TEXT BLOCK:
Only in Costa Rica, perhaps, might a community unreachable by road be one of the country’s top tourist draws. And only in Costa Rica would residents – most of them, at least – actively fight the construction of a road that could link the area to the rest of the country.
“The goose that lays the golden egg is the uniqueness of Tortuguero,” explains naturalist Daryl Loth, proprietor of Casa Marbella, a lodge in this distant community of some 500 people on Costa Rica’s northern Caribbean coast.
Accessible only by air or water, Tortuguero remains one of those getting-there-is-halfthe-fun destinations. Roads take you only so far on your journey here. The rest of the trip traverses a system of inland canals linking natural waterways, replete with abundant wildlife-viewing opportunities. The canals provide a much safer option than navigating up the turbulent seacoast.
But it was concern for a different type of egg that changed the history of Tortuguero forever.

REQUIRED TASK A: According to the passage on Tortuguero, roughly how many people live in the community?

DATA PROVIDED:
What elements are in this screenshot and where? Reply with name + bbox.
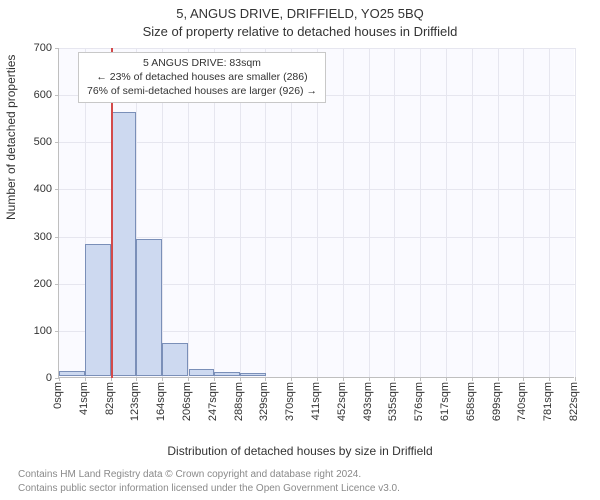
gridline-vertical xyxy=(575,48,576,378)
callout-box: 5 ANGUS DRIVE: 83sqm ← 23% of detached h… xyxy=(78,52,326,103)
xtick-label: 164sqm xyxy=(155,382,167,421)
xtick-label: 206sqm xyxy=(181,382,193,421)
gridline-vertical xyxy=(523,48,524,378)
footer-line-1: Contains HM Land Registry data © Crown c… xyxy=(18,469,361,480)
chart-container: 5, ANGUS DRIVE, DRIFFIELD, YO25 5BQ Size… xyxy=(0,0,600,500)
xtick-mark xyxy=(420,377,421,381)
xtick-label: 535sqm xyxy=(387,382,399,421)
xtick-mark xyxy=(214,377,215,381)
xtick-label: 329sqm xyxy=(258,382,270,421)
xtick-mark xyxy=(549,377,550,381)
histogram-bar xyxy=(162,343,188,376)
gridline-vertical xyxy=(420,48,421,378)
xtick-mark xyxy=(575,377,576,381)
xtick-mark xyxy=(369,377,370,381)
gridline-vertical xyxy=(549,48,550,378)
xtick-label: 41sqm xyxy=(78,382,90,415)
xtick-mark xyxy=(394,377,395,381)
histogram-bar xyxy=(214,372,240,376)
histogram-bar xyxy=(111,112,137,376)
xtick-mark xyxy=(136,377,137,381)
x-axis-label: Distribution of detached houses by size … xyxy=(0,444,600,458)
xtick-label: 822sqm xyxy=(568,382,580,421)
ytick-mark xyxy=(55,142,59,143)
histogram-bar xyxy=(59,371,85,376)
ytick-label: 100 xyxy=(12,325,52,337)
xtick-label: 658sqm xyxy=(465,382,477,421)
ytick-label: 400 xyxy=(12,183,52,195)
ytick-mark xyxy=(55,189,59,190)
ytick-label: 300 xyxy=(12,231,52,243)
page-title: 5, ANGUS DRIVE, DRIFFIELD, YO25 5BQ xyxy=(0,6,600,21)
gridline-vertical xyxy=(343,48,344,378)
xtick-mark xyxy=(265,377,266,381)
xtick-mark xyxy=(85,377,86,381)
ytick-label: 200 xyxy=(12,278,52,290)
histogram-bar xyxy=(189,369,215,376)
xtick-label: 781sqm xyxy=(542,382,554,421)
xtick-mark xyxy=(317,377,318,381)
gridline-vertical xyxy=(446,48,447,378)
ytick-mark xyxy=(55,237,59,238)
xtick-mark xyxy=(472,377,473,381)
ytick-label: 600 xyxy=(12,89,52,101)
callout-line-3: 76% of semi-detached houses are larger (… xyxy=(87,84,317,98)
xtick-mark xyxy=(240,377,241,381)
gridline-vertical xyxy=(472,48,473,378)
xtick-mark xyxy=(291,377,292,381)
gridline-vertical xyxy=(498,48,499,378)
xtick-label: 370sqm xyxy=(284,382,296,421)
xtick-label: 411sqm xyxy=(310,382,322,420)
ytick-mark xyxy=(55,48,59,49)
ytick-mark xyxy=(55,95,59,96)
gridline-vertical xyxy=(369,48,370,378)
xtick-label: 82sqm xyxy=(104,382,116,415)
ytick-label: 0 xyxy=(12,372,52,384)
xtick-label: 452sqm xyxy=(336,382,348,421)
callout-line-2: ← 23% of detached houses are smaller (28… xyxy=(87,70,317,84)
xtick-label: 740sqm xyxy=(516,382,528,421)
xtick-mark xyxy=(59,377,60,381)
xtick-label: 288sqm xyxy=(233,382,245,421)
gridline-vertical xyxy=(394,48,395,378)
xtick-label: 576sqm xyxy=(413,382,425,421)
xtick-mark xyxy=(162,377,163,381)
xtick-mark xyxy=(188,377,189,381)
chart-subtitle: Size of property relative to detached ho… xyxy=(0,24,600,39)
ytick-mark xyxy=(55,284,59,285)
xtick-mark xyxy=(446,377,447,381)
ytick-mark xyxy=(55,331,59,332)
callout-line-1: 5 ANGUS DRIVE: 83sqm xyxy=(87,56,317,70)
footer-line-2: Contains public sector information licen… xyxy=(18,483,400,494)
xtick-label: 247sqm xyxy=(207,382,219,421)
histogram-bar xyxy=(85,244,111,376)
xtick-mark xyxy=(343,377,344,381)
xtick-label: 699sqm xyxy=(491,382,503,421)
xtick-mark xyxy=(498,377,499,381)
xtick-label: 0sqm xyxy=(52,382,64,409)
ytick-label: 500 xyxy=(12,136,52,148)
histogram-bar xyxy=(240,373,266,376)
xtick-label: 617sqm xyxy=(439,382,451,421)
ytick-label: 700 xyxy=(12,42,52,54)
xtick-label: 493sqm xyxy=(362,382,374,421)
xtick-mark xyxy=(523,377,524,381)
xtick-label: 123sqm xyxy=(129,382,141,421)
plot: 5 ANGUS DRIVE: 83sqm ← 23% of detached h… xyxy=(58,48,574,378)
histogram-bar xyxy=(136,239,162,376)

REQUIRED TASK B: In the rows from the line containing "gridline-vertical xyxy=(575,48,576,378)" through the line containing "histogram-bar xyxy=(214,372,240,376)", inclusive, replace "xtick-label" with "x-axis-tick-label" and leave everything else unchanged. Return only those rows.

EXERCISE SOLUTION A: Some 500 people.

EXERCISE SOLUTION B:
gridline-vertical xyxy=(575,48,576,378)
callout-box: 5 ANGUS DRIVE: 83sqm ← 23% of detached h… xyxy=(78,52,326,103)
x-axis-tick-label: 164sqm xyxy=(155,382,167,421)
x-axis-tick-label: 206sqm xyxy=(181,382,193,421)
gridline-vertical xyxy=(523,48,524,378)
footer-line-1: Contains HM Land Registry data © Crown c… xyxy=(18,469,361,480)
chart-container: 5, ANGUS DRIVE, DRIFFIELD, YO25 5BQ Size… xyxy=(0,0,600,500)
xtick-mark xyxy=(420,377,421,381)
x-axis-tick-label: 535sqm xyxy=(387,382,399,421)
xtick-mark xyxy=(214,377,215,381)
x-axis-tick-label: 329sqm xyxy=(258,382,270,421)
xtick-mark xyxy=(549,377,550,381)
histogram-bar xyxy=(162,343,188,376)
gridline-vertical xyxy=(420,48,421,378)
xtick-mark xyxy=(575,377,576,381)
xtick-mark xyxy=(369,377,370,381)
gridline-vertical xyxy=(549,48,550,378)
x-axis-tick-label: 41sqm xyxy=(78,382,90,415)
xtick-mark xyxy=(394,377,395,381)
histogram-bar xyxy=(214,372,240,376)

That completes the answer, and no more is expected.